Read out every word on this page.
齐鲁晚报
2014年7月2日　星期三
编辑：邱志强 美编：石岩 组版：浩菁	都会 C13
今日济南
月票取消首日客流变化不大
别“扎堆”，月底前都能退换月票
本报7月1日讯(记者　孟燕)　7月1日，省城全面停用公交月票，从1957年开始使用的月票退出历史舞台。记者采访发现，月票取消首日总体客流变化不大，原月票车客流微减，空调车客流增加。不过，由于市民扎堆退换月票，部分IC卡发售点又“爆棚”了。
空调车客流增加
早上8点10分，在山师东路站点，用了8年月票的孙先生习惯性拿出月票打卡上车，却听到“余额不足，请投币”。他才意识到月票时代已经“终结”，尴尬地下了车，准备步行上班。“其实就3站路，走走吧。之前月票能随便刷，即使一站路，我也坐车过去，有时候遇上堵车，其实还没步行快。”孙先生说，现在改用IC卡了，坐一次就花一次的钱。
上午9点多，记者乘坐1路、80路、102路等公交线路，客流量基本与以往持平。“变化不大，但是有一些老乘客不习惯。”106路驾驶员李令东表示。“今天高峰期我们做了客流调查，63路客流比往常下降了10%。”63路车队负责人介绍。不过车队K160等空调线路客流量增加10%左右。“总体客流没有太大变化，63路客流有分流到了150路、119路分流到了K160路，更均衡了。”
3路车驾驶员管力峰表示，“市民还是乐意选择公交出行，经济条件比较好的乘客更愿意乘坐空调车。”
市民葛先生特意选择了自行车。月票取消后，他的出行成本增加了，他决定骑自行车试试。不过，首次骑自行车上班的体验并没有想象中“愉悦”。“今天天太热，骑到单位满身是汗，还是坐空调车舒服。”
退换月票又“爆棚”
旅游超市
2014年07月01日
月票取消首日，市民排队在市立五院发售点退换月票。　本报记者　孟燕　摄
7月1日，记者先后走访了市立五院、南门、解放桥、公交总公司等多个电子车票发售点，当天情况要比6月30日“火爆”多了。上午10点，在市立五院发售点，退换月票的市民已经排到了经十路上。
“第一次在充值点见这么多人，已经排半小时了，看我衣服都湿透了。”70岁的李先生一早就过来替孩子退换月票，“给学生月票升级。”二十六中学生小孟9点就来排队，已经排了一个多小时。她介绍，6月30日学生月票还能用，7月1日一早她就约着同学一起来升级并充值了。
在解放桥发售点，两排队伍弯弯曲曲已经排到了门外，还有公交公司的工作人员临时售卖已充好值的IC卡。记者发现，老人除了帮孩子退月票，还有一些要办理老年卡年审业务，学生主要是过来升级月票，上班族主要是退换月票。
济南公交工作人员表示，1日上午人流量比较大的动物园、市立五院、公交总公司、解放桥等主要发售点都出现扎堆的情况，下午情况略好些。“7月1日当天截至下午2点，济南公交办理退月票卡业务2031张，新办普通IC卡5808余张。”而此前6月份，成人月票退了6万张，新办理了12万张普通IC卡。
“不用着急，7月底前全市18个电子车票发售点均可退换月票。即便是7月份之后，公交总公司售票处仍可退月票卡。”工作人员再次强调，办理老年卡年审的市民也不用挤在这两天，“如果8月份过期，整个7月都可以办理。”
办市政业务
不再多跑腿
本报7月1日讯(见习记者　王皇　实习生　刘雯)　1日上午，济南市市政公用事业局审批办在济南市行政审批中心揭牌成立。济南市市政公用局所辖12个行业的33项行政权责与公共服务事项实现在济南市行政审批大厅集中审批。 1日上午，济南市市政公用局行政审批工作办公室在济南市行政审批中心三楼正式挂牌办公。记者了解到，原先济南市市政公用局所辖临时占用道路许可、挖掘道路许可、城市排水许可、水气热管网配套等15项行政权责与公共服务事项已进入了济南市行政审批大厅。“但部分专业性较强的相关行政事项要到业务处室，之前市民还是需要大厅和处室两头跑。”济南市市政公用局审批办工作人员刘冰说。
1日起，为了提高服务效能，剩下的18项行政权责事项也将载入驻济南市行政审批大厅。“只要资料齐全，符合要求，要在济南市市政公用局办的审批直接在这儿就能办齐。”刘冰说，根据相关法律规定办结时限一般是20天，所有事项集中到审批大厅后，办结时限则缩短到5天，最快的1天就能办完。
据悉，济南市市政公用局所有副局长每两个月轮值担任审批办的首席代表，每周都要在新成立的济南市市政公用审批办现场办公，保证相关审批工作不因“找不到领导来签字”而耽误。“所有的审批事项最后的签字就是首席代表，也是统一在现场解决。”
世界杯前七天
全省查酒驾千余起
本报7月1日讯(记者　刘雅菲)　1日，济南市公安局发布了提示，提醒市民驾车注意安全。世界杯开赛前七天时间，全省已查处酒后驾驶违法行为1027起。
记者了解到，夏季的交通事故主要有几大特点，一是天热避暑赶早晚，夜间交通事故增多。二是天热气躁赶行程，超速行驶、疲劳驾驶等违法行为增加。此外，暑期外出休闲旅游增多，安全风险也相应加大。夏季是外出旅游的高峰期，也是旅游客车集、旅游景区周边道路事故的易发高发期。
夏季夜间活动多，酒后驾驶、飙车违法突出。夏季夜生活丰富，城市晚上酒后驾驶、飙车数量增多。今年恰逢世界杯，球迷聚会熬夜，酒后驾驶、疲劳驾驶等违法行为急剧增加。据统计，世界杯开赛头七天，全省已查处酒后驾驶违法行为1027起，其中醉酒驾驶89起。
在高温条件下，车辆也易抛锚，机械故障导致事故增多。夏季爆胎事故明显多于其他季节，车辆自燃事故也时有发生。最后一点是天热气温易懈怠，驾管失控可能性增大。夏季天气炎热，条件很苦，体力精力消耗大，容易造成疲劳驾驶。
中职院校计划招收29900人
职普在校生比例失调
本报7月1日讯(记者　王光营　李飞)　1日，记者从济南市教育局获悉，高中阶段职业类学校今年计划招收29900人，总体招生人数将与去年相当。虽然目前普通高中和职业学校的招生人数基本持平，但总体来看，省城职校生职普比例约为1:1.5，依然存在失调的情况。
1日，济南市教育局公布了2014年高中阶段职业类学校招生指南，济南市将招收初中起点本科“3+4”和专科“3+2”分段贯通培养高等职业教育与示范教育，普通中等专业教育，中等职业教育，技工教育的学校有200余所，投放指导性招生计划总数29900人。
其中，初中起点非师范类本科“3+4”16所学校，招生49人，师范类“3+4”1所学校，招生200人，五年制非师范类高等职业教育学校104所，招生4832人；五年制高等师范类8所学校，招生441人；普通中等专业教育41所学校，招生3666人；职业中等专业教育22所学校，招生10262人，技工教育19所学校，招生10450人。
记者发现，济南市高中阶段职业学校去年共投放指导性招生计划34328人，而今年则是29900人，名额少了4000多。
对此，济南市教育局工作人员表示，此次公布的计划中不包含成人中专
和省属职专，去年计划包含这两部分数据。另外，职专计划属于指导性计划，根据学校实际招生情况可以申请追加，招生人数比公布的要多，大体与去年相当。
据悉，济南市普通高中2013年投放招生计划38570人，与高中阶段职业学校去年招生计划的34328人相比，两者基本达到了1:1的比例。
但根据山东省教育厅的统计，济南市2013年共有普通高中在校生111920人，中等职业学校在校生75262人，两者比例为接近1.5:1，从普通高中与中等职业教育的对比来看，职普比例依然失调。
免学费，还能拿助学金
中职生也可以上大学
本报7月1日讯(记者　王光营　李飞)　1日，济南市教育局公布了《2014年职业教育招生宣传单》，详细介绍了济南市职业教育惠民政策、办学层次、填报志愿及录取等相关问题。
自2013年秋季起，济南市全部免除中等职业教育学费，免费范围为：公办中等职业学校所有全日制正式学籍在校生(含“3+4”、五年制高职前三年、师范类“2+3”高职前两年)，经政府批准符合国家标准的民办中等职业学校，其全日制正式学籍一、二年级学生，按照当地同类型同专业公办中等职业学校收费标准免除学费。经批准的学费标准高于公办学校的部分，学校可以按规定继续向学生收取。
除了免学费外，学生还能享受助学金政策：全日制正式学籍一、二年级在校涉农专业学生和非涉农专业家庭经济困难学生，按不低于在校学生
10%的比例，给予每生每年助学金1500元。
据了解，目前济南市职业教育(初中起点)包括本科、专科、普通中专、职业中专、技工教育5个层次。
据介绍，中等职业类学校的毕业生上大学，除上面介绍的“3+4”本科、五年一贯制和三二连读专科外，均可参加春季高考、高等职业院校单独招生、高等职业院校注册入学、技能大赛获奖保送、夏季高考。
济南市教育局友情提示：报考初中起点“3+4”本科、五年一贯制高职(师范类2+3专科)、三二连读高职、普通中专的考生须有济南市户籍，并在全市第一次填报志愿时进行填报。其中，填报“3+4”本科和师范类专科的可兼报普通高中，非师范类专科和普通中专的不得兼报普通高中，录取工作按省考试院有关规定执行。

**Exercise**
Which lines hold the word "记者发现"? Copy every one of them.

**Correct output**
在解放桥发售点，两排队伍弯弯曲曲已经排到了门外，还有公交公司的工作人员临时售卖已充好值的IC卡。记者发现，老人除了帮孩子退月票，还有一些要办理老年卡年审业务，学生主要是过来升级月票，上班族主要是退换月票。
记者发现，济南市高中阶段职业学校去年共投放指导性招生计划34328人，而今年则是29900人，名额少了4000多。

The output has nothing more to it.